[Saved entries]
* START *

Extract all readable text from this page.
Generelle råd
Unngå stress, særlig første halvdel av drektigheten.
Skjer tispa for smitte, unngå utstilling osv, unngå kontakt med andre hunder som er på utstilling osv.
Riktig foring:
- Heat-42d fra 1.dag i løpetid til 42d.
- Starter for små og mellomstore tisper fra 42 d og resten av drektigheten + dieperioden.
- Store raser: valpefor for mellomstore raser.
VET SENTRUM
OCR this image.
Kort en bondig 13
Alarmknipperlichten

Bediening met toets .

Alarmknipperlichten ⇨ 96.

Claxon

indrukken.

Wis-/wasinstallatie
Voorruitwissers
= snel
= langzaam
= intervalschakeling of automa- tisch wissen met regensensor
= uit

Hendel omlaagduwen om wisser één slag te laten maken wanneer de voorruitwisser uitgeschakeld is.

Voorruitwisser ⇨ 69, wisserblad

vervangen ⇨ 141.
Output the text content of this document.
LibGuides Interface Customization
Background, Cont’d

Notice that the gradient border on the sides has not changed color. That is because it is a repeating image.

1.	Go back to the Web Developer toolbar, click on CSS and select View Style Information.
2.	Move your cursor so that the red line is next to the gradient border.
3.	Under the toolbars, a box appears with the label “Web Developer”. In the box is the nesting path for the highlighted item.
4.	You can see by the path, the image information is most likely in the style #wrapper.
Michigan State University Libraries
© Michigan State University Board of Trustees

* END *

▶ WHAT IS NEEDED
Extract, from the material above, each line holding the word "that".

▶ SOLUTION
Notice that the gradient border on the sides has not changed color. That is because it is a repeating image.
2.	Move your cursor so that the red line is next to the gradient border.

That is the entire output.